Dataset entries
--- START ---

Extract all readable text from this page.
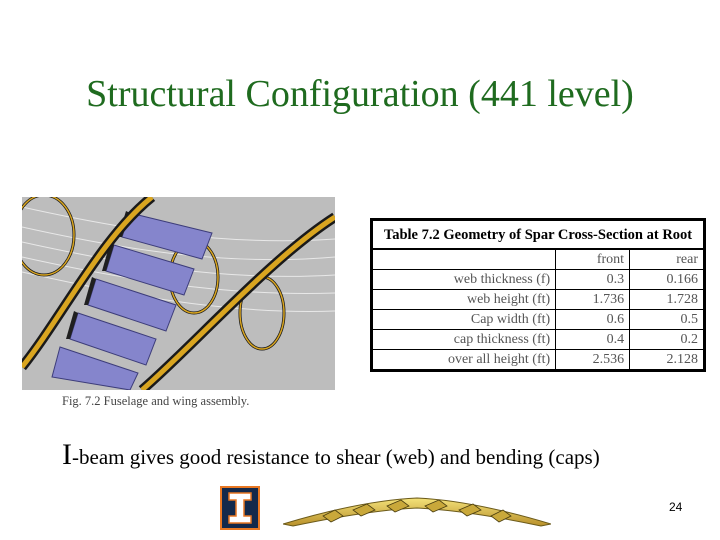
Structural Configuration (441 level)
Fig. 7.2 Fuselage and wing assembly.
Table 7.2 Geometry of Spar Cross-Section at Root		
	front	rear
web thickness (f)	0.3	0.166
web height (ft)	1.736	1.728
Cap width (ft)	0.6	0.5
cap thickness (ft)	0.4	0.2
over all height (ft)	2.536	2.128
I-beam gives good resistance to shear (web) and bending (caps)
24
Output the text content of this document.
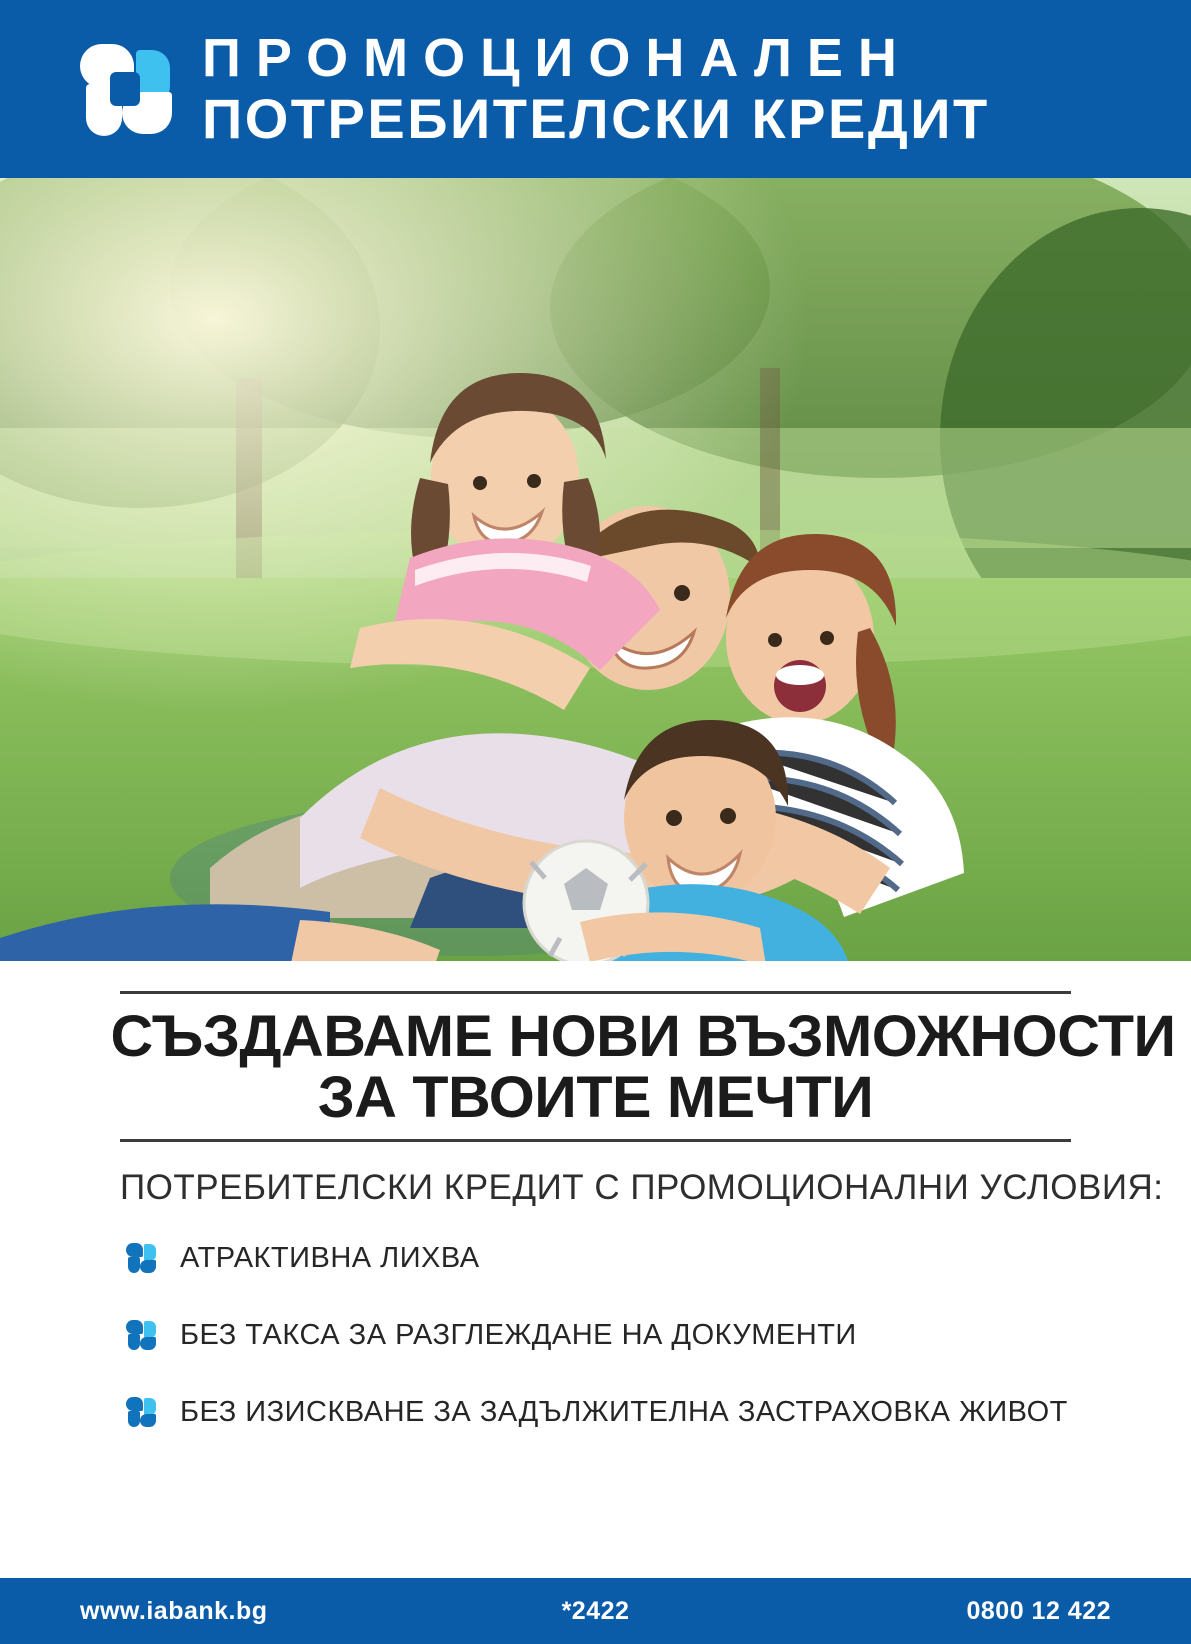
ПРОМОЦИОНАЛЕН
ПОТРЕБИТЕЛСКИ КРЕДИТ
СЪЗДАВАМЕ НОВИ ВЪЗМОЖНОСТИ
ЗА ТВОИТЕ МЕЧТИ
ПОТРЕБИТЕЛСКИ КРЕДИТ С ПРОМОЦИОНАЛНИ УСЛОВИЯ:
АТРАКТИВНА ЛИХВА
БЕЗ ТАКСА ЗА РАЗГЛЕЖДАНЕ НА ДОКУМЕНТИ
БЕЗ ИЗИСКВАНЕ ЗА ЗАДЪЛЖИТЕЛНА ЗАСТРАХОВКА ЖИВОТ
www.iabank.bg	*2422	0800 12 422
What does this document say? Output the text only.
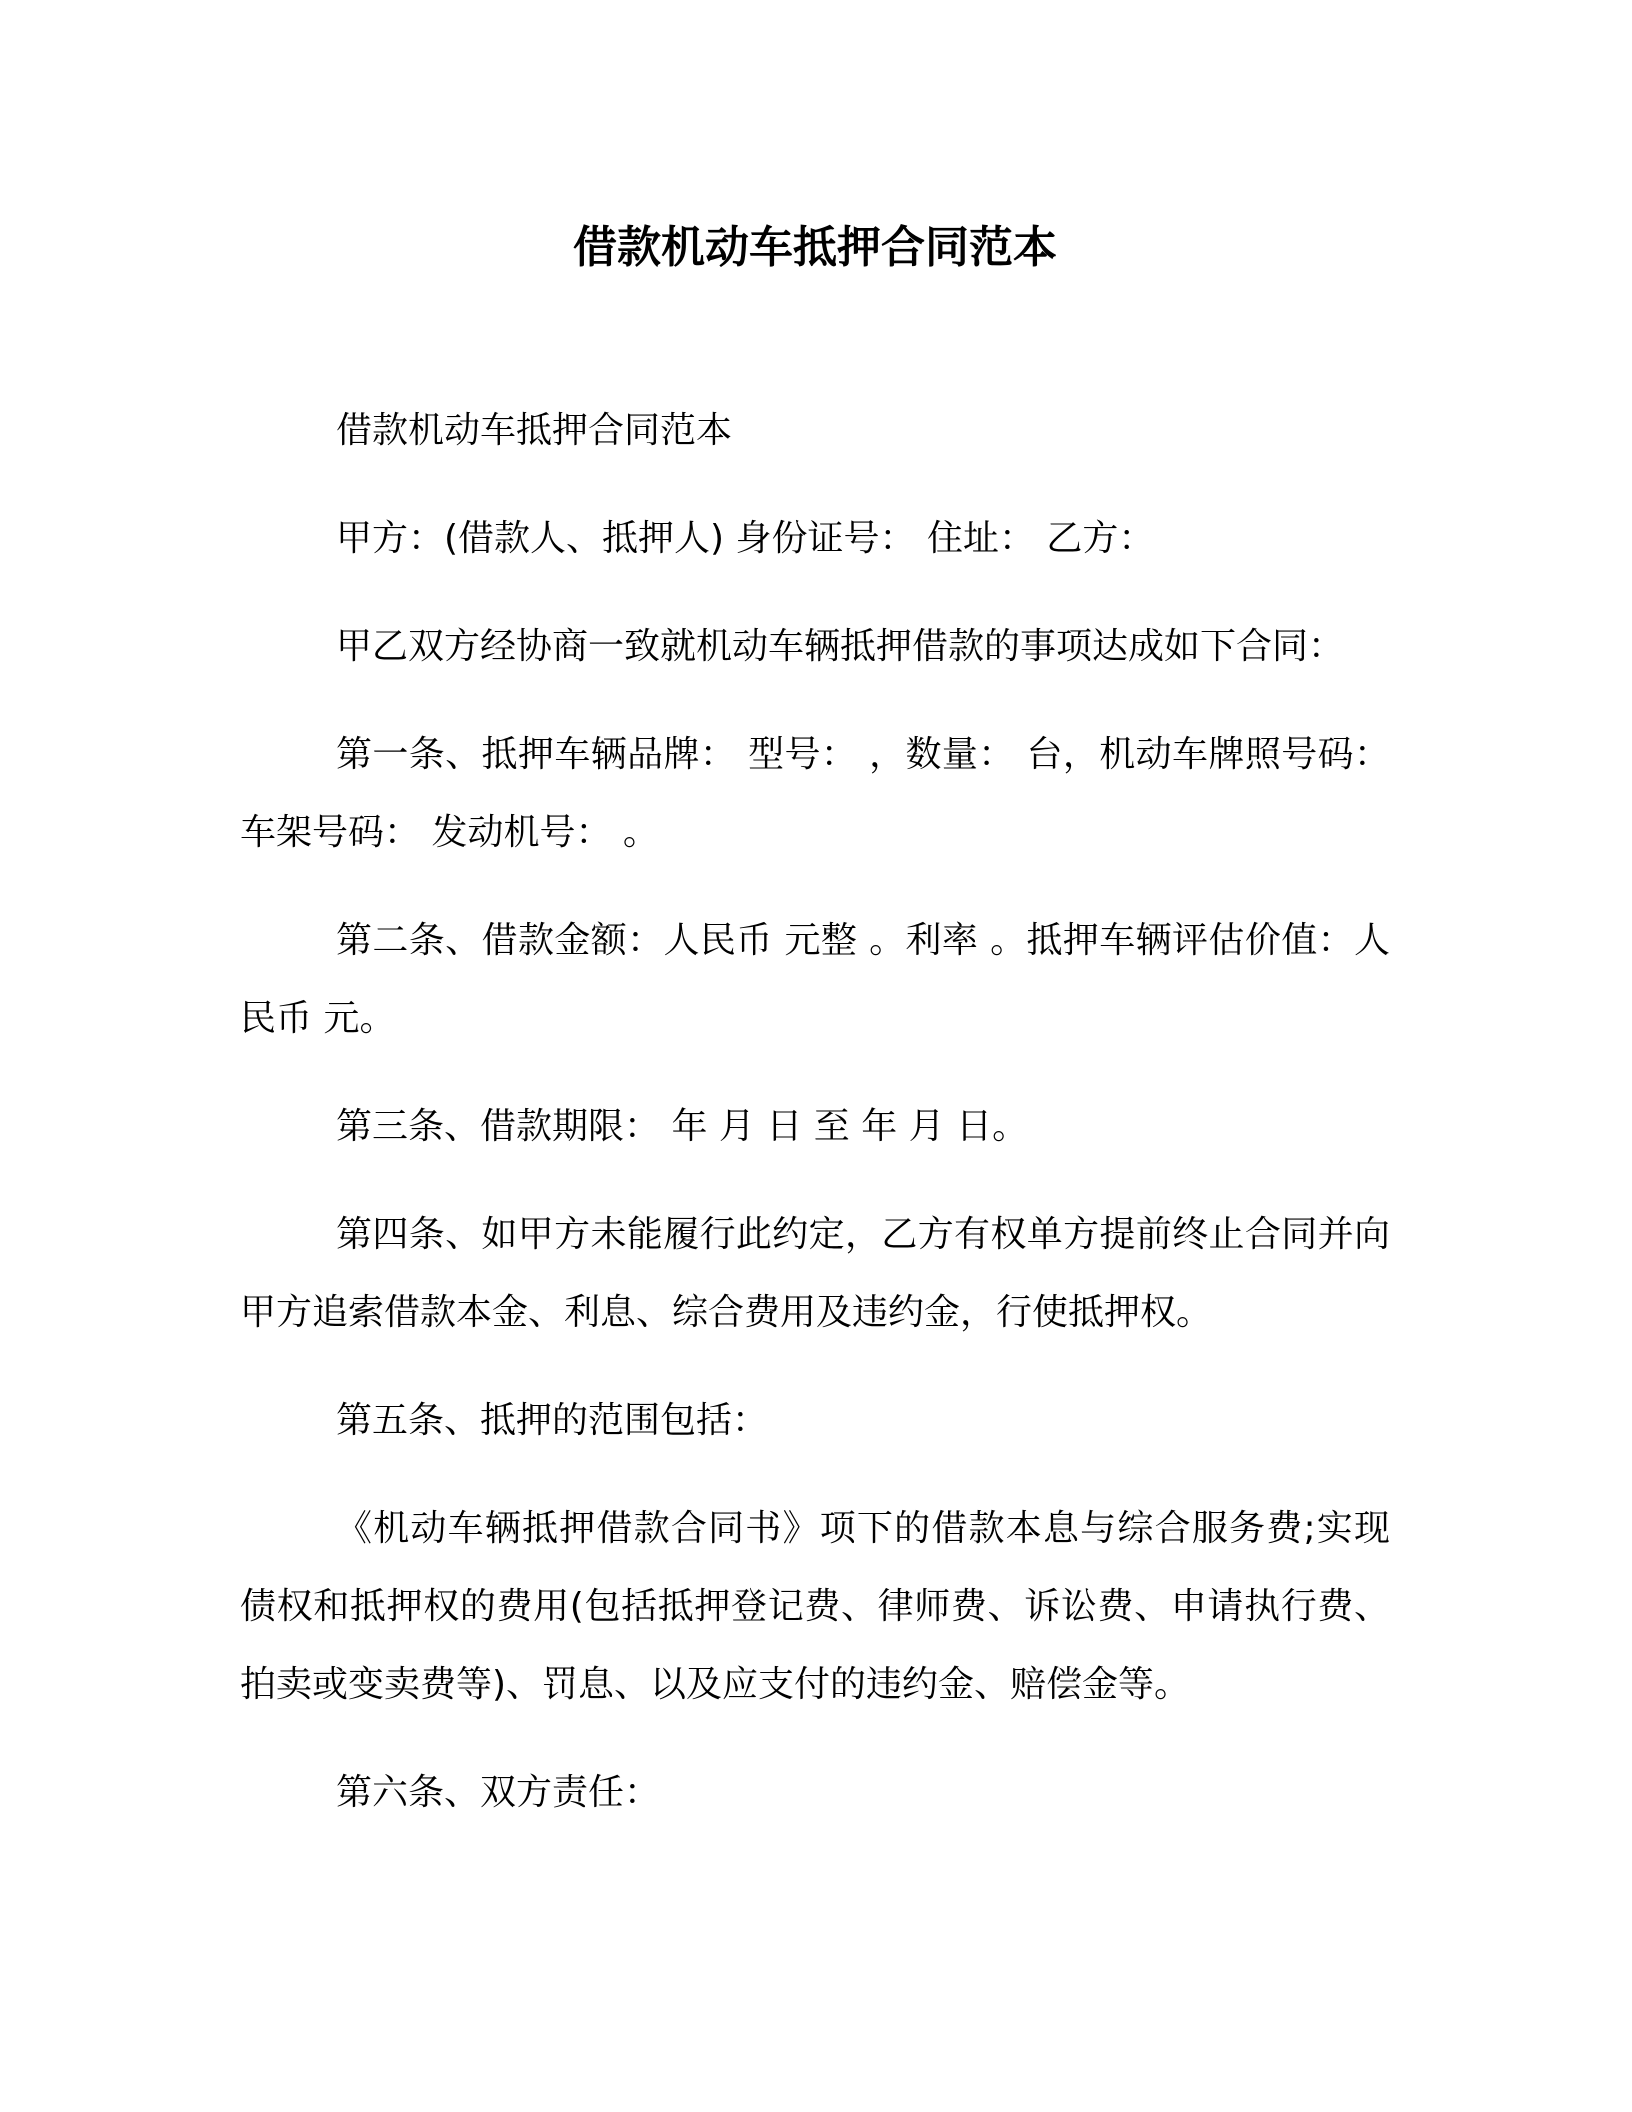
借款机动车抵押合同范本

借款机动车抵押合同范本

甲方：(借款人、抵押人) 身份证号： 住址： 乙方：

甲乙双方经协商一致就机动车辆抵押借款的事项达成如下合同：

第一条、抵押车辆品牌： 型号： ，数量： 台，机动车牌照号码：车架号码： 发动机号： 。

第二条、借款金额：人民币 元整 。利率 。抵押车辆评估价值：人民币 元。

第三条、借款期限： 年 月 日 至 年 月 日。

第四条、如甲方未能履行此约定，乙方有权单方提前终止合同并向甲方追索借款本金、利息、综合费用及违约金，行使抵押权。

第五条、抵押的范围包括：

《机动车辆抵押借款合同书》项下的借款本息与综合服务费;实现债权和抵押权的费用(包括抵押登记费、律师费、诉讼费、申请执行费、拍卖或变卖费等)、罚息、以及应支付的违约金、赔偿金等。

第六条、双方责任：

--- END ---

• **Task brief**
Among the lines of the data, identify those with the word "thickness". Copy each of them.

• **Response to the task**
web thickness (f)	0.3	0.166
cap thickness (ft)	0.4	0.2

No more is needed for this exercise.